To do: Count every line that holds the string "Magnet", then give that number alone.

Data excerpts:
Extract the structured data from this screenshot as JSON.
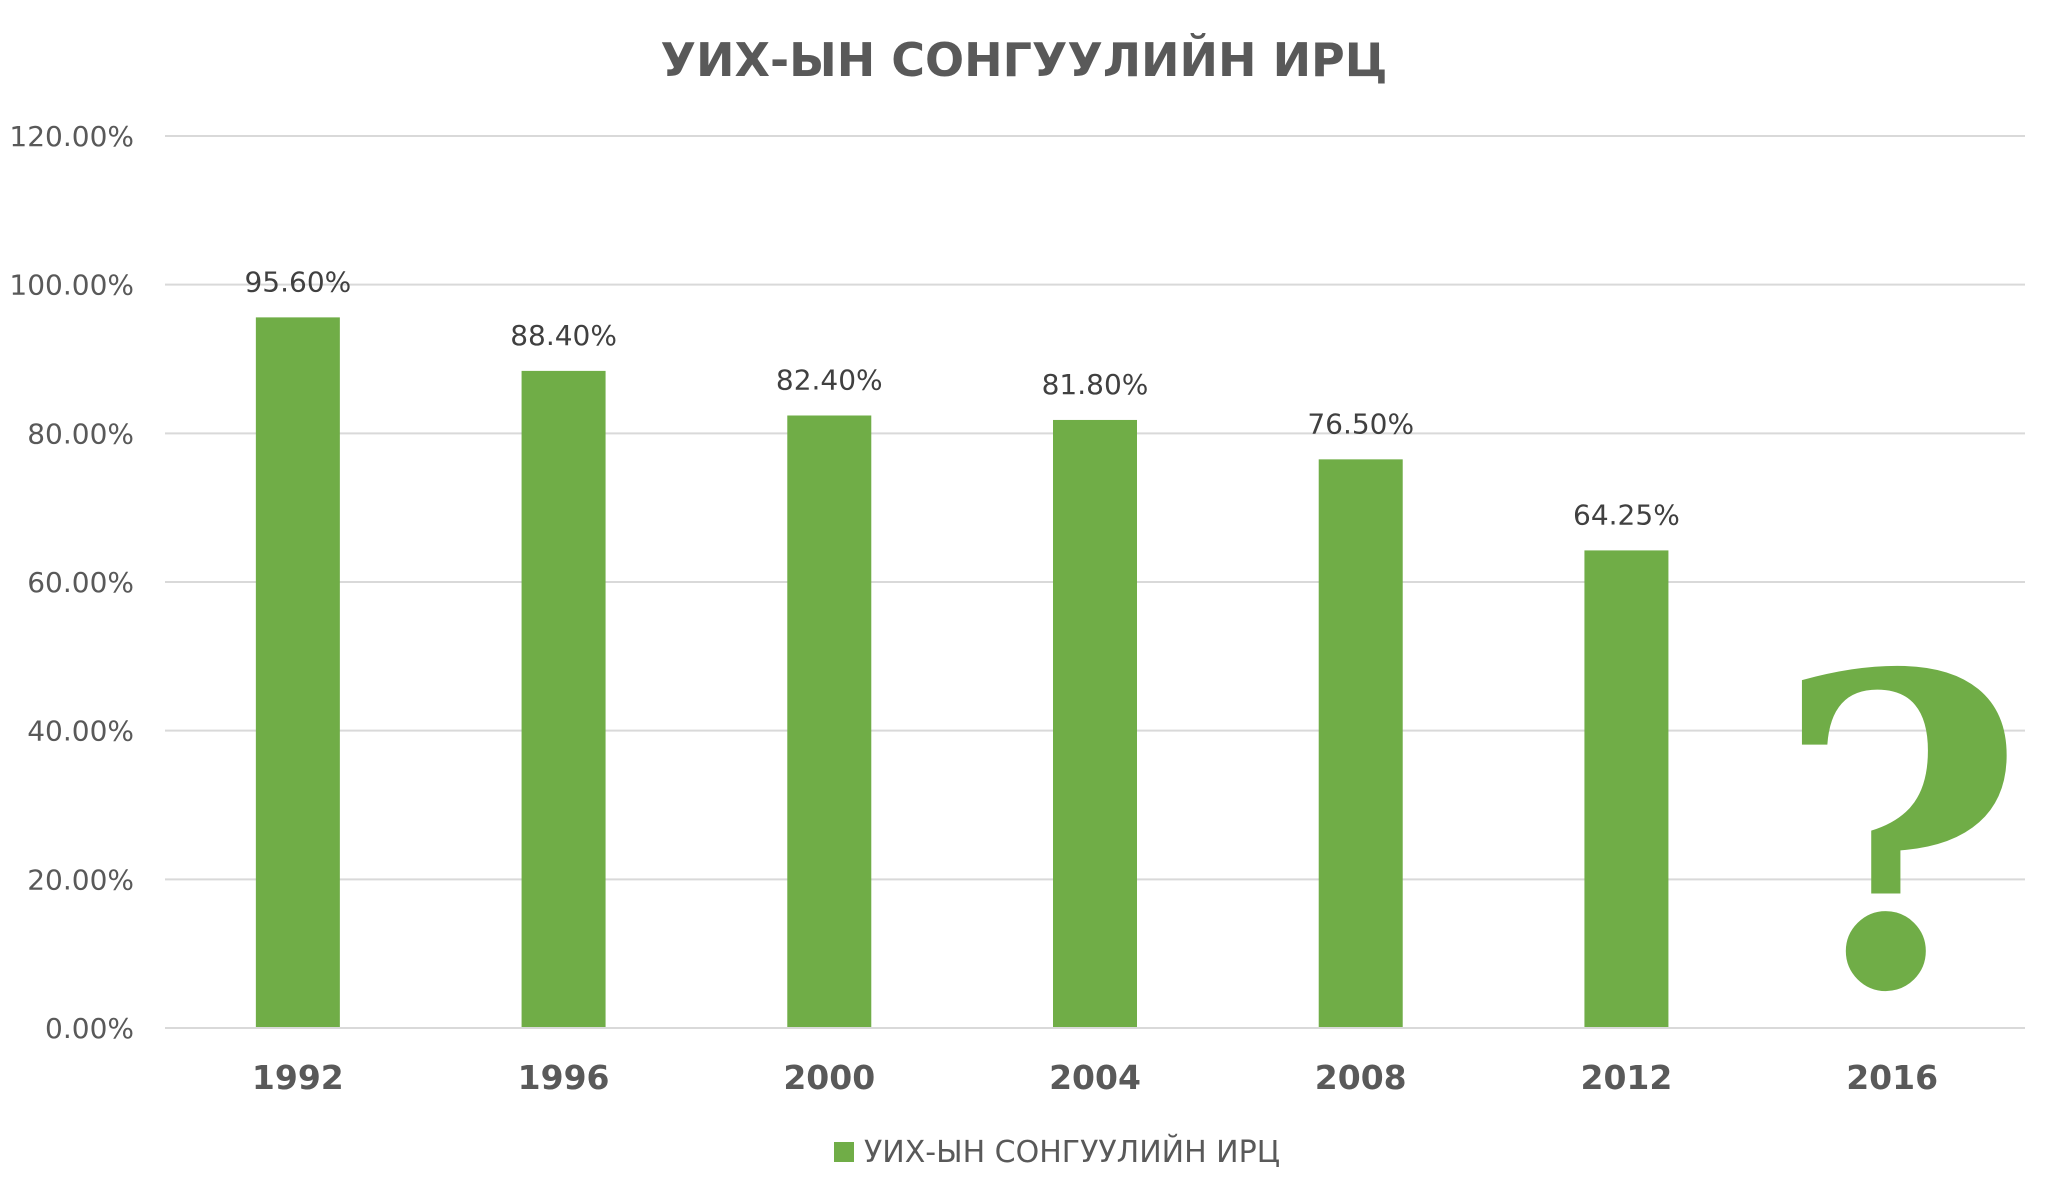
{
  "chart_data": {
    "type": "bar",
    "title": "УИХ-ЫН СОНГУУЛИЙН ИРЦ",
    "categories": [
      "1992",
      "1996",
      "2000",
      "2004",
      "2008",
      "2012",
      "2016"
    ],
    "series": [
      {
        "name": "УИХ-ЫН СОНГУУЛИЙН ИРЦ",
        "values": [
          95.6,
          88.4,
          82.4,
          81.8,
          76.5,
          64.25,
          null
        ],
        "labels": [
          "95.60%",
          "88.40%",
          "82.40%",
          "81.80%",
          "76.50%",
          "64.25%",
          ""
        ]
      }
    ],
    "ylim": [
      0,
      120
    ],
    "yticks": [
      0,
      20,
      40,
      60,
      80,
      100,
      120
    ],
    "ytick_labels": [
      "0.00%",
      "20.00%",
      "40.00%",
      "60.00%",
      "80.00%",
      "100.00%",
      "120.00%"
    ],
    "grid": true,
    "legend": "bottom",
    "annotation": "?",
    "colors": {
      "bar": "#70AD47",
      "grid": "#D9D9D9",
      "text": "#595959"
    }
  }
}
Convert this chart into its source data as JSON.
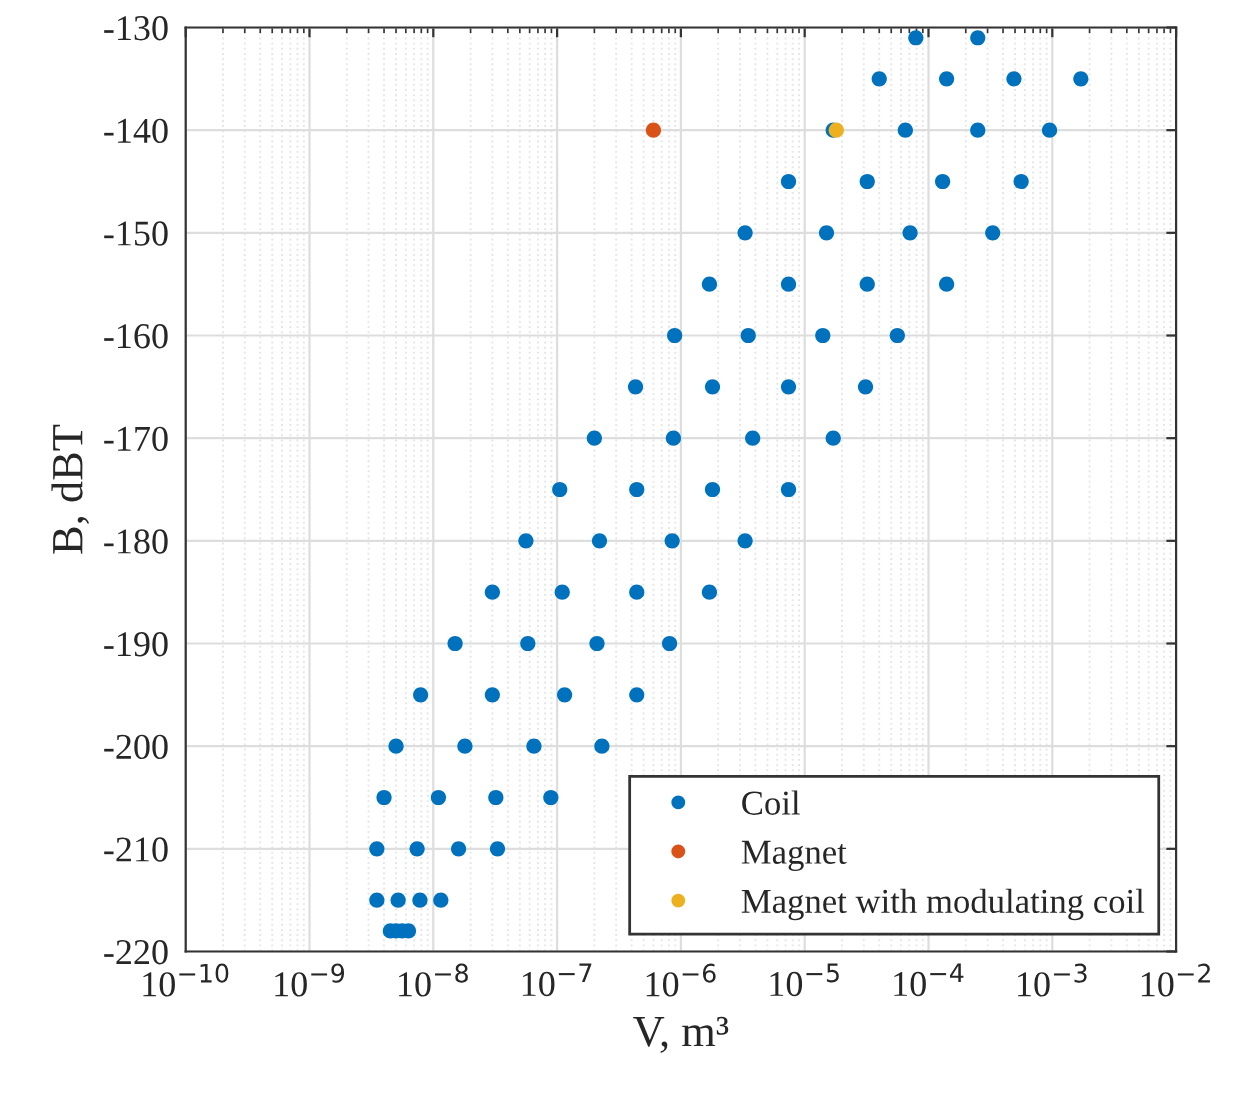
{
  "chart_data": {
    "type": "scatter",
    "xlabel": "V, m³",
    "ylabel": "B, dBT",
    "log": "x",
    "grid": true,
    "legend": "bottom right",
    "marker": "circle",
    "xlim": [
      1e-10,
      0.01
    ],
    "xticks": [
      {
        "value": 1e-10,
        "label": "10$^{−10}$"
      },
      {
        "value": 1e-09,
        "label": "10$^{−9}$"
      },
      {
        "value": 1e-08,
        "label": "10$^{−8}$"
      },
      {
        "value": 1e-07,
        "label": "10$^{−7}$"
      },
      {
        "value": 1e-06,
        "label": "10$^{−6}$"
      },
      {
        "value": 1e-05,
        "label": "10$^{−5}$"
      },
      {
        "value": 0.0001,
        "label": "10$^{−4}$"
      },
      {
        "value": 0.001,
        "label": "10$^{−3}$"
      },
      {
        "value": 0.01,
        "label": "10$^{−2}$"
      }
    ],
    "ylim": [
      -220,
      -130
    ],
    "yticks": [
      -220,
      -210,
      -200,
      -190,
      -180,
      -170,
      -160,
      -150,
      -140,
      -130
    ],
    "series": [
      {
        "name": "Coil",
        "color": "#0072bd",
        "x": [
          4.5e-09,
          5e-09,
          5.6e-09,
          6.3e-09,
          3.5e-09,
          5.2e-09,
          7.8e-09,
          1.15e-08,
          3.5e-09,
          7.4e-09,
          1.6e-08,
          3.3e-08,
          4e-09,
          1.1e-08,
          3.2e-08,
          8.9e-08,
          5e-09,
          1.8e-08,
          6.5e-08,
          2.3e-07,
          7.9e-09,
          3e-08,
          1.15e-07,
          4.4e-07,
          1.5e-08,
          5.8e-08,
          2.1e-07,
          8.1e-07,
          3e-08,
          1.1e-07,
          4.4e-07,
          1.7e-06,
          5.6e-08,
          2.2e-07,
          8.5e-07,
          3.3e-06,
          1.05e-07,
          4.4e-07,
          1.8e-06,
          7.4e-06,
          2e-07,
          8.7e-07,
          3.8e-06,
          1.7e-05,
          4.3e-07,
          1.8e-06,
          7.4e-06,
          3.1e-05,
          8.9e-07,
          3.5e-06,
          1.4e-05,
          5.6e-05,
          1.7e-06,
          7.4e-06,
          3.2e-05,
          0.00014,
          3.3e-06,
          1.5e-05,
          7.1e-05,
          0.00033,
          7.4e-06,
          3.2e-05,
          0.00013,
          0.00056,
          1.7e-05,
          6.5e-05,
          0.00025,
          0.00095,
          4e-05,
          0.00014,
          0.00049,
          0.0017,
          7.9e-05,
          0.00025
        ],
        "values": [
          -218,
          -218,
          -218,
          -218,
          -215,
          -215,
          -215,
          -215,
          -210,
          -210,
          -210,
          -210,
          -205,
          -205,
          -205,
          -205,
          -200,
          -200,
          -200,
          -200,
          -195,
          -195,
          -195,
          -195,
          -190,
          -190,
          -190,
          -190,
          -185,
          -185,
          -185,
          -185,
          -180,
          -180,
          -180,
          -180,
          -175,
          -175,
          -175,
          -175,
          -170,
          -170,
          -170,
          -170,
          -165,
          -165,
          -165,
          -165,
          -160,
          -160,
          -160,
          -160,
          -155,
          -155,
          -155,
          -155,
          -150,
          -150,
          -150,
          -150,
          -145,
          -145,
          -145,
          -145,
          -140,
          -140,
          -140,
          -140,
          -135,
          -135,
          -135,
          -135,
          -131,
          -131
        ]
      },
      {
        "name": "Magnet",
        "color": "#d95319",
        "x": [
          6e-07
        ],
        "values": [
          -140
        ]
      },
      {
        "name": "Magnet with modulating coil",
        "color": "#edb120",
        "x": [
          1.8e-05
        ],
        "values": [
          -140
        ]
      }
    ]
  }
}
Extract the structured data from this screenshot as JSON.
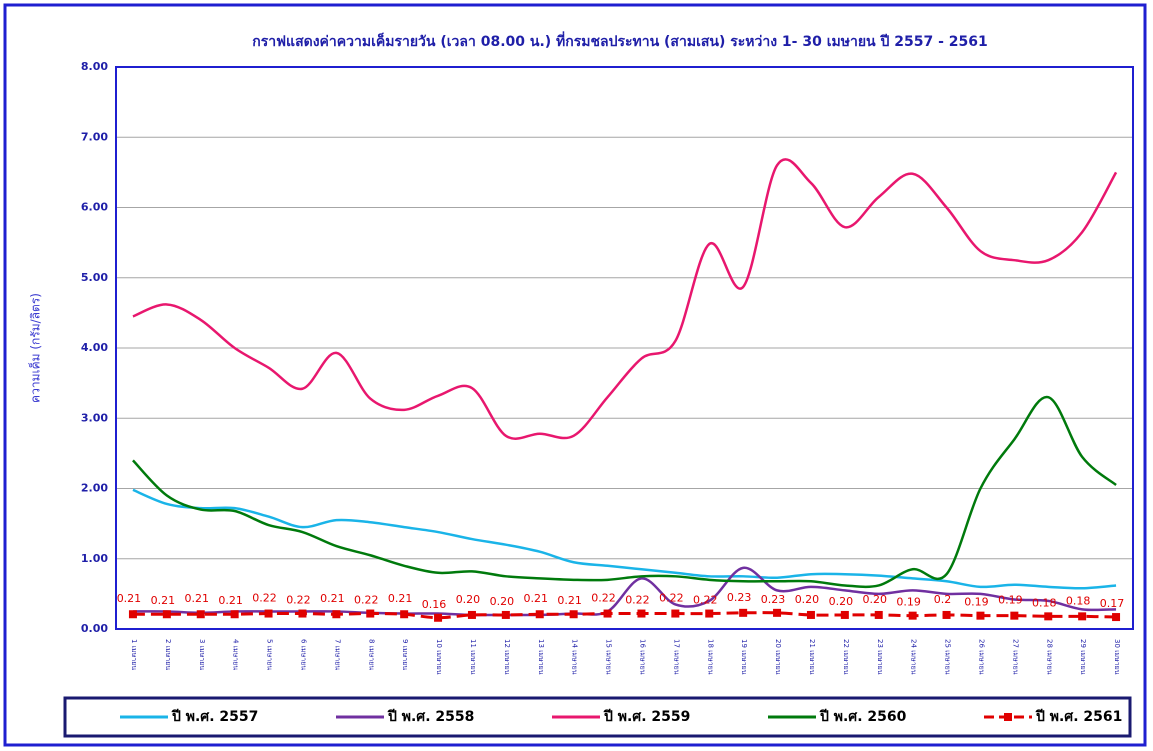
{
  "chart_data": {
    "type": "line",
    "title": "กราฟแสดงค่าความเค็มรายวัน (เวลา 08.00 น.) ที่กรมชลประทาน (สามเสน) ระหว่าง 1- 30 เมษายน ปี 2557 - 2561",
    "y_label": "ความเค็ม (กรัม/ลิตร)",
    "categories": [
      "1 เมษายน",
      "2 เมษายน",
      "3 เมษายน",
      "4 เมษายน",
      "5 เมษายน",
      "6 เมษายน",
      "7 เมษายน",
      "8 เมษายน",
      "9 เมษายน",
      "10 เมษายน",
      "11 เมษายน",
      "12 เมษายน",
      "13 เมษายน",
      "14 เมษายน",
      "15 เมษายน",
      "16 เมษายน",
      "17 เมษายน",
      "18 เมษายน",
      "19 เมษายน",
      "20 เมษายน",
      "21 เมษายน",
      "22 เมษายน",
      "23 เมษายน",
      "24 เมษายน",
      "25 เมษายน",
      "26 เมษายน",
      "27 เมษายน",
      "28 เมษายน",
      "29 เมษายน",
      "30 เมษายน"
    ],
    "ylim": [
      0,
      8
    ],
    "yticks": [
      {
        "value": 0,
        "label": "0.00"
      },
      {
        "value": 1,
        "label": "1.00"
      },
      {
        "value": 2,
        "label": "2.00"
      },
      {
        "value": 3,
        "label": "3.00"
      },
      {
        "value": 4,
        "label": "4.00"
      },
      {
        "value": 5,
        "label": "5.00"
      },
      {
        "value": 6,
        "label": "6.00"
      },
      {
        "value": 7,
        "label": "7.00"
      },
      {
        "value": 8,
        "label": "8.00"
      }
    ],
    "grid": true,
    "legend": "bottom",
    "series": [
      {
        "name": "ปี พ.ศ. 2557",
        "color": "#1ab4e8",
        "values": [
          1.98,
          1.78,
          1.72,
          1.72,
          1.6,
          1.45,
          1.55,
          1.52,
          1.45,
          1.38,
          1.28,
          1.2,
          1.1,
          0.95,
          0.9,
          0.85,
          0.8,
          0.75,
          0.75,
          0.73,
          0.78,
          0.78,
          0.76,
          0.72,
          0.68,
          0.6,
          0.63,
          0.6,
          0.58,
          0.62
        ]
      },
      {
        "name": "ปี พ.ศ. 2558",
        "color": "#7030a0",
        "values": [
          0.25,
          0.25,
          0.23,
          0.25,
          0.25,
          0.25,
          0.25,
          0.23,
          0.22,
          0.22,
          0.2,
          0.2,
          0.2,
          0.22,
          0.25,
          0.72,
          0.35,
          0.4,
          0.87,
          0.55,
          0.6,
          0.55,
          0.5,
          0.55,
          0.5,
          0.5,
          0.42,
          0.4,
          0.28,
          0.28
        ]
      },
      {
        "name": "ปี พ.ศ. 2559",
        "color": "#e8176e",
        "values": [
          4.45,
          4.62,
          4.4,
          4.0,
          3.72,
          3.42,
          3.93,
          3.28,
          3.12,
          3.32,
          3.43,
          2.75,
          2.78,
          2.75,
          3.3,
          3.85,
          4.1,
          5.48,
          4.87,
          6.6,
          6.35,
          5.72,
          6.15,
          6.48,
          6.0,
          5.38,
          5.25,
          5.25,
          5.65,
          6.5
        ]
      },
      {
        "name": "ปี พ.ศ. 2560",
        "color": "#007a0c",
        "values": [
          2.4,
          1.9,
          1.7,
          1.68,
          1.48,
          1.38,
          1.18,
          1.05,
          0.9,
          0.8,
          0.82,
          0.75,
          0.72,
          0.7,
          0.7,
          0.75,
          0.75,
          0.7,
          0.68,
          0.68,
          0.68,
          0.62,
          0.62,
          0.85,
          0.78,
          2.0,
          2.7,
          3.3,
          2.45,
          2.05
        ]
      },
      {
        "name": "ปี พ.ศ. 2561",
        "color": "#e00000",
        "dashed": true,
        "markers": true,
        "values": [
          0.21,
          0.21,
          0.21,
          0.21,
          0.22,
          0.22,
          0.21,
          0.22,
          0.21,
          0.16,
          0.2,
          0.2,
          0.21,
          0.21,
          0.22,
          0.22,
          0.22,
          0.22,
          0.23,
          0.23,
          0.2,
          0.2,
          0.2,
          0.19,
          0.2,
          0.19,
          0.19,
          0.18,
          0.18,
          0.17
        ],
        "value_labels": [
          "0.21",
          "0.21",
          "0.21",
          "0.21",
          "0.22",
          "0.22",
          "0.21",
          "0.22",
          "0.21",
          "0.16",
          "0.20",
          "0.20",
          "0.21",
          "0.21",
          "0.22",
          "0.22",
          "0.22",
          "0.22",
          "0.23",
          "0.23",
          "0.20",
          "0.20",
          "0.20",
          "0.19",
          "0.2",
          "0.19",
          "0.19",
          "0.18",
          "0.18",
          "0.17"
        ]
      }
    ]
  }
}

Output for this exercise: 2